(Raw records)
⟨

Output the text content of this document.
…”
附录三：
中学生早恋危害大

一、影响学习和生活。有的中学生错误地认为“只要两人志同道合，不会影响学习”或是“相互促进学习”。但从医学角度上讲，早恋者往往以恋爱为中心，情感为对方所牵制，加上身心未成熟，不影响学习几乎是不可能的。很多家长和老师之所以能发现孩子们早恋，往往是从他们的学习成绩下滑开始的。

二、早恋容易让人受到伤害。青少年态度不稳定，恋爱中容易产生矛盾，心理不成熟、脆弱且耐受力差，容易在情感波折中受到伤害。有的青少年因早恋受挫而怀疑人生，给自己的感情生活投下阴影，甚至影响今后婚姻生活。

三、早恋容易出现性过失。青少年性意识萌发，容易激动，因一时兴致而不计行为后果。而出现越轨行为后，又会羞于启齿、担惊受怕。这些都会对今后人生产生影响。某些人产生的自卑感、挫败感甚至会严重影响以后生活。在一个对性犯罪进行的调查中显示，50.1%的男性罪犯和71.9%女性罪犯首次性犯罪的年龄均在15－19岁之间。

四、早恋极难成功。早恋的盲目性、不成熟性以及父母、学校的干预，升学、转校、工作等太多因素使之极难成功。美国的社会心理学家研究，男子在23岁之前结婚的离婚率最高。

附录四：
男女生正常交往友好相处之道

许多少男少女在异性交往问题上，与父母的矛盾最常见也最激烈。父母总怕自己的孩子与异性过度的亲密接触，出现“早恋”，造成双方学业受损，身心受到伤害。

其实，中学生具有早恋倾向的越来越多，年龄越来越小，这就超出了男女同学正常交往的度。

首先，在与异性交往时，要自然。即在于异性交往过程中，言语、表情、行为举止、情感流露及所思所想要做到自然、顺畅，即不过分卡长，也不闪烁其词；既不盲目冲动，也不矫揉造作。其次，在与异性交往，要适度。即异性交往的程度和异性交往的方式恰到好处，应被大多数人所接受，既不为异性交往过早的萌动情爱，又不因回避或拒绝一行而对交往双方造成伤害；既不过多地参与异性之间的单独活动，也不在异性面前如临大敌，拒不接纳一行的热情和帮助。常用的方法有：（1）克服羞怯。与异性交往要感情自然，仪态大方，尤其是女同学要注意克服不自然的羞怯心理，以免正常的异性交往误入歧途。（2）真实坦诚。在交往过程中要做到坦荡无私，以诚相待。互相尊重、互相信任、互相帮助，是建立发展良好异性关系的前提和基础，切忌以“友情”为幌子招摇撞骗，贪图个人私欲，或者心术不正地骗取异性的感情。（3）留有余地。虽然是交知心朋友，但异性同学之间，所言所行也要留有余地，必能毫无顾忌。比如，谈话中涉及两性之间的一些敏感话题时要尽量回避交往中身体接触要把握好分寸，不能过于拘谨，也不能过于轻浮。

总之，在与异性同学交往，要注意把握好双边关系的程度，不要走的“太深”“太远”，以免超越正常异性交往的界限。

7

⟩

Exercise task: Write out the listing once more, matching it exactly.

Response to the task:
Output the text content of this document.
…”
附录三：
中学生早恋危害大

一、影响学习和生活。有的中学生错误地认为“只要两人志同道合，不会影响学习”或是“相互促进学习”。但从医学角度上讲，早恋者往往以恋爱为中心，情感为对方所牵制，加上身心未成熟，不影响学习几乎是不可能的。很多家长和老师之所以能发现孩子们早恋，往往是从他们的学习成绩下滑开始的。

二、早恋容易让人受到伤害。青少年态度不稳定，恋爱中容易产生矛盾，心理不成熟、脆弱且耐受力差，容易在情感波折中受到伤害。有的青少年因早恋受挫而怀疑人生，给自己的感情生活投下阴影，甚至影响今后婚姻生活。

三、早恋容易出现性过失。青少年性意识萌发，容易激动，因一时兴致而不计行为后果。而出现越轨行为后，又会羞于启齿、担惊受怕。这些都会对今后人生产生影响。某些人产生的自卑感、挫败感甚至会严重影响以后生活。在一个对性犯罪进行的调查中显示，50.1%的男性罪犯和71.9%女性罪犯首次性犯罪的年龄均在15－19岁之间。

四、早恋极难成功。早恋的盲目性、不成熟性以及父母、学校的干预，升学、转校、工作等太多因素使之极难成功。美国的社会心理学家研究，男子在23岁之前结婚的离婚率最高。

附录四：
男女生正常交往友好相处之道

许多少男少女在异性交往问题上，与父母的矛盾最常见也最激烈。父母总怕自己的孩子与异性过度的亲密接触，出现“早恋”，造成双方学业受损，身心受到伤害。

其实，中学生具有早恋倾向的越来越多，年龄越来越小，这就超出了男女同学正常交往的度。

首先，在与异性交往时，要自然。即在于异性交往过程中，言语、表情、行为举止、情感流露及所思所想要做到自然、顺畅，即不过分卡长，也不闪烁其词；既不盲目冲动，也不矫揉造作。其次，在与异性交往，要适度。即异性交往的程度和异性交往的方式恰到好处，应被大多数人所接受，既不为异性交往过早的萌动情爱，又不因回避或拒绝一行而对交往双方造成伤害；既不过多地参与异性之间的单独活动，也不在异性面前如临大敌，拒不接纳一行的热情和帮助。常用的方法有：（1）克服羞怯。与异性交往要感情自然，仪态大方，尤其是女同学要注意克服不自然的羞怯心理，以免正常的异性交往误入歧途。（2）真实坦诚。在交往过程中要做到坦荡无私，以诚相待。互相尊重、互相信任、互相帮助，是建立发展良好异性关系的前提和基础，切忌以“友情”为幌子招摇撞骗，贪图个人私欲，或者心术不正地骗取异性的感情。（3）留有余地。虽然是交知心朋友，但异性同学之间，所言所行也要留有余地，必能毫无顾忌。比如，谈话中涉及两性之间的一些敏感话题时要尽量回避交往中身体接触要把握好分寸，不能过于拘谨，也不能过于轻浮。

总之，在与异性同学交往，要注意把握好双边关系的程度，不要走的“太深”“太远”，以免超越正常异性交往的界限。

7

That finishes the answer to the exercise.